- [WHAT THE TASK REQUIRES]
Where a line holds the word "được", copy that line.

### DATA SUPPLIED

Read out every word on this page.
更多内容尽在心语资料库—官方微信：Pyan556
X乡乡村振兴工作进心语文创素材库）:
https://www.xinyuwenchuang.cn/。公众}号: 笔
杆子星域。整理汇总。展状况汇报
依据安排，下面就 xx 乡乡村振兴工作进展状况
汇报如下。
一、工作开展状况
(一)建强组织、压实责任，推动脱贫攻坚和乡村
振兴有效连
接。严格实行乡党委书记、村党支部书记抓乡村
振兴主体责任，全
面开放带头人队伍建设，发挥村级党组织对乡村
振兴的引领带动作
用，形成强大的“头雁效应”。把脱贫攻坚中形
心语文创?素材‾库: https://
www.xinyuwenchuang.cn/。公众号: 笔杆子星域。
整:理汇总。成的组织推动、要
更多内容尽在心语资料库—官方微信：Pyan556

######
### DATA SUPPLIED

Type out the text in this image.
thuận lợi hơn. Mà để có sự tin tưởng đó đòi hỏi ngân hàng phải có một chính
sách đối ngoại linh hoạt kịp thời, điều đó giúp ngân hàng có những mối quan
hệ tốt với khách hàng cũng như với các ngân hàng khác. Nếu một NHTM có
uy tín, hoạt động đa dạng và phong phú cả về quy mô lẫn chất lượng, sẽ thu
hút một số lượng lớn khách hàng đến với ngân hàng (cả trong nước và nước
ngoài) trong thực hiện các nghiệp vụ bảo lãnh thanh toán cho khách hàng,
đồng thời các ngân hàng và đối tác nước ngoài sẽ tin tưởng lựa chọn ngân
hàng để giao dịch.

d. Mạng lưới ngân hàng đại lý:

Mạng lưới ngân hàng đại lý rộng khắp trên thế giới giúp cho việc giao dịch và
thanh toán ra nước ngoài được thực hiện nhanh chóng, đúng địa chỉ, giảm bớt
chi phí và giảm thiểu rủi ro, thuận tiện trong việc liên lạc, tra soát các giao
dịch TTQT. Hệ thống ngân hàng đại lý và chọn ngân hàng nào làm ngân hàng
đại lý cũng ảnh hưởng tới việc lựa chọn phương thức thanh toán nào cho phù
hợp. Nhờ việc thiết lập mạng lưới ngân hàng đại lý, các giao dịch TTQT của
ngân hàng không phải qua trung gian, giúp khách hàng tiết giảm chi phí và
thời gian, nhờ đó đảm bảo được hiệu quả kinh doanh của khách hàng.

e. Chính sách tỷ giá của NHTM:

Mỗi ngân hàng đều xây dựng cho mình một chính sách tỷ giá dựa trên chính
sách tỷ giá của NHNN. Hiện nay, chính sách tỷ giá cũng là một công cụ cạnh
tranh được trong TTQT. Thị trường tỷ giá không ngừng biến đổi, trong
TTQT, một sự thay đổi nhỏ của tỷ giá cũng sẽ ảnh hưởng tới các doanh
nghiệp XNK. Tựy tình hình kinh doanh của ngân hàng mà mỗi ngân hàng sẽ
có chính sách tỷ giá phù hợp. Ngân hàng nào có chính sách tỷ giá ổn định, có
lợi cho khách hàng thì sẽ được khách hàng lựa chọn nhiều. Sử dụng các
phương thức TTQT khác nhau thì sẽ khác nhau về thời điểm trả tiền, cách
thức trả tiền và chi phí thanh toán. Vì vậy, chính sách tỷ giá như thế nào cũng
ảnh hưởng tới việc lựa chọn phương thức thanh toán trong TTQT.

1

######

- [WRITTEN RESPONSE]
thanh toán ra nước ngoài được thực hiện nhanh chóng, đúng địa chỉ, giảm bớt
thời gian, nhờ đó đảm bảo được hiệu quả kinh doanh của khách hàng.
tranh được trong TTQT. Thị trường tỷ giá không ngừng biến đổi, trong
lợi cho khách hàng thì sẽ được khách hàng lựa chọn nhiều. Sử dụng các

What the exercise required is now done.